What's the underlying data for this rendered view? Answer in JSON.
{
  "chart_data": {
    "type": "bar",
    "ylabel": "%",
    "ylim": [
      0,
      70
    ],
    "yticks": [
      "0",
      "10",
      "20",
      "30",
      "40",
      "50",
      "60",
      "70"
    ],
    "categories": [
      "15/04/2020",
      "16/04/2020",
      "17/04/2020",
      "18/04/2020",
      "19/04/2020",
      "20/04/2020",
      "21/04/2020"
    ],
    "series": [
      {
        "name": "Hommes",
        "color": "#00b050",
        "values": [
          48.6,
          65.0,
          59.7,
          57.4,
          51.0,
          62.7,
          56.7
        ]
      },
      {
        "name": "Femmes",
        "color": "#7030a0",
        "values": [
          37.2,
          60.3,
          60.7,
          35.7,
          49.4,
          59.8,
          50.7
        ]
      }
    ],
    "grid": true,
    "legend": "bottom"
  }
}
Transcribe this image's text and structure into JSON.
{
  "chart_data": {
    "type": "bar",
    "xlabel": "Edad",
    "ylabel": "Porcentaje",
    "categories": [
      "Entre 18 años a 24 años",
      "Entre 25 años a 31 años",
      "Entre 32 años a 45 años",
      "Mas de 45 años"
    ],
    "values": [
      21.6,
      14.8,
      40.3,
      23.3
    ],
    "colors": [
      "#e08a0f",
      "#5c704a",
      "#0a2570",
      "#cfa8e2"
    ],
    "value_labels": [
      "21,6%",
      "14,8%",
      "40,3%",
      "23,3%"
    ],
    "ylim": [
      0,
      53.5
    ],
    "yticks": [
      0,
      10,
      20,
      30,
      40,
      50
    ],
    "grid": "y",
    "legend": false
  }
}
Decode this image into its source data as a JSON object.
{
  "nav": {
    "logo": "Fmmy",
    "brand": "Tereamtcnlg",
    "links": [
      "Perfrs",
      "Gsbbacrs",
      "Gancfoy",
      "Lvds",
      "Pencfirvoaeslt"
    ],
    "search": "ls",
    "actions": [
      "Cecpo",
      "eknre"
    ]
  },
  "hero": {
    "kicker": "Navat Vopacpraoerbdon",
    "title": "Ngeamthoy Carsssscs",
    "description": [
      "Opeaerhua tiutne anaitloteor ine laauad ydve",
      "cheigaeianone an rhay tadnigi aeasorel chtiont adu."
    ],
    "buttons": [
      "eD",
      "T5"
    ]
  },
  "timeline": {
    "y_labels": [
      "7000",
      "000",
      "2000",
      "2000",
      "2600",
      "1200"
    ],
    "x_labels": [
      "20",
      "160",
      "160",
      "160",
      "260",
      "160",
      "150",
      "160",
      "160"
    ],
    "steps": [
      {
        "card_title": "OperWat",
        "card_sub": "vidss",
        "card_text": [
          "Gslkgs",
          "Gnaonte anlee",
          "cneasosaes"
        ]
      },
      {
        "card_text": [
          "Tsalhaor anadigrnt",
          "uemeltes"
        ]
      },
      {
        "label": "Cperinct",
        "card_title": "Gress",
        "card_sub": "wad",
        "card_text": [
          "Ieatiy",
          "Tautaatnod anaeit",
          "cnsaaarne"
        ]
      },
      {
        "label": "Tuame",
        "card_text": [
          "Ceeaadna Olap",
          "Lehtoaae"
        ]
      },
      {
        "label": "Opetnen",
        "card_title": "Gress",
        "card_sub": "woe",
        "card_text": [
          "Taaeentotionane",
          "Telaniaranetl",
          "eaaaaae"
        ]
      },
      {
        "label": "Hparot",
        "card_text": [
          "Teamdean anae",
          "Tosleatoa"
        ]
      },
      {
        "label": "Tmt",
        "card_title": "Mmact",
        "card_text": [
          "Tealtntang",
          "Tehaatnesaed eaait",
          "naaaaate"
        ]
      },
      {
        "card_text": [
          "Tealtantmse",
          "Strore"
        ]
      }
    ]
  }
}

+===+

Using the exact wording, write out all of the records.

What's the underlying data for this rendered view? Answer in JSON.
{
  "chart_data": {
    "type": "bar",
    "ylabel": "%",
    "ylim": [
      0,
      70
    ],
    "yticks": [
      "0",
      "10",
      "20",
      "30",
      "40",
      "50",
      "60",
      "70"
    ],
    "categories": [
      "15/04/2020",
      "16/04/2020",
      "17/04/2020",
      "18/04/2020",
      "19/04/2020",
      "20/04/2020",
      "21/04/2020"
    ],
    "series": [
      {
        "name": "Hommes",
        "color": "#00b050",
        "values": [
          48.6,
          65.0,
          59.7,
          57.4,
          51.0,
          62.7,
          56.7
        ]
      },
      {
        "name": "Femmes",
        "color": "#7030a0",
        "values": [
          37.2,
          60.3,
          60.7,
          35.7,
          49.4,
          59.8,
          50.7
        ]
      }
    ],
    "grid": true,
    "legend": "bottom"
  }
}
Transcribe this image's text and structure into JSON.
{
  "chart_data": {
    "type": "bar",
    "xlabel": "Edad",
    "ylabel": "Porcentaje",
    "categories": [
      "Entre 18 años a 24 años",
      "Entre 25 años a 31 años",
      "Entre 32 años a 45 años",
      "Mas de 45 años"
    ],
    "values": [
      21.6,
      14.8,
      40.3,
      23.3
    ],
    "colors": [
      "#e08a0f",
      "#5c704a",
      "#0a2570",
      "#cfa8e2"
    ],
    "value_labels": [
      "21,6%",
      "14,8%",
      "40,3%",
      "23,3%"
    ],
    "ylim": [
      0,
      53.5
    ],
    "yticks": [
      0,
      10,
      20,
      30,
      40,
      50
    ],
    "grid": "y",
    "legend": false
  }
}
Decode this image into its source data as a JSON object.
{
  "nav": {
    "logo": "Fmmy",
    "brand": "Tereamtcnlg",
    "links": [
      "Perfrs",
      "Gsbbacrs",
      "Gancfoy",
      "Lvds",
      "Pencfirvoaeslt"
    ],
    "search": "ls",
    "actions": [
      "Cecpo",
      "eknre"
    ]
  },
  "hero": {
    "kicker": "Navat Vopacpraoerbdon",
    "title": "Ngeamthoy Carsssscs",
    "description": [
      "Opeaerhua tiutne anaitloteor ine laauad ydve",
      "cheigaeianone an rhay tadnigi aeasorel chtiont adu."
    ],
    "buttons": [
      "eD",
      "T5"
    ]
  },
  "timeline": {
    "y_labels": [
      "7000",
      "000",
      "2000",
      "2000",
      "2600",
      "1200"
    ],
    "x_labels": [
      "20",
      "160",
      "160",
      "160",
      "260",
      "160",
      "150",
      "160",
      "160"
    ],
    "steps": [
      {
        "card_title": "OperWat",
        "card_sub": "vidss",
        "card_text": [
          "Gslkgs",
          "Gnaonte anlee",
          "cneasosaes"
        ]
      },
      {
        "card_text": [
          "Tsalhaor anadigrnt",
          "uemeltes"
        ]
      },
      {
        "label": "Cperinct",
        "card_title": "Gress",
        "card_sub": "wad",
        "card_text": [
          "Ieatiy",
          "Tautaatnod anaeit",
          "cnsaaarne"
        ]
      },
      {
        "label": "Tuame",
        "card_text": [
          "Ceeaadna Olap",
          "Lehtoaae"
        ]
      },
      {
        "label": "Opetnen",
        "card_title": "Gress",
        "card_sub": "woe",
        "card_text": [
          "Taaeentotionane",
          "Telaniaranetl",
          "eaaaaae"
        ]
      },
      {
        "label": "Hparot",
        "card_text": [
          "Teamdean anae",
          "Tosleatoa"
        ]
      },
      {
        "label": "Tmt",
        "card_title": "Mmact",
        "card_text": [
          "Tealtntang",
          "Tehaatnesaed eaait",
          "naaaaate"
        ]
      },
      {
        "card_text": [
          "Tealtantmse",
          "Strore"
        ]
      }
    ]
  }
}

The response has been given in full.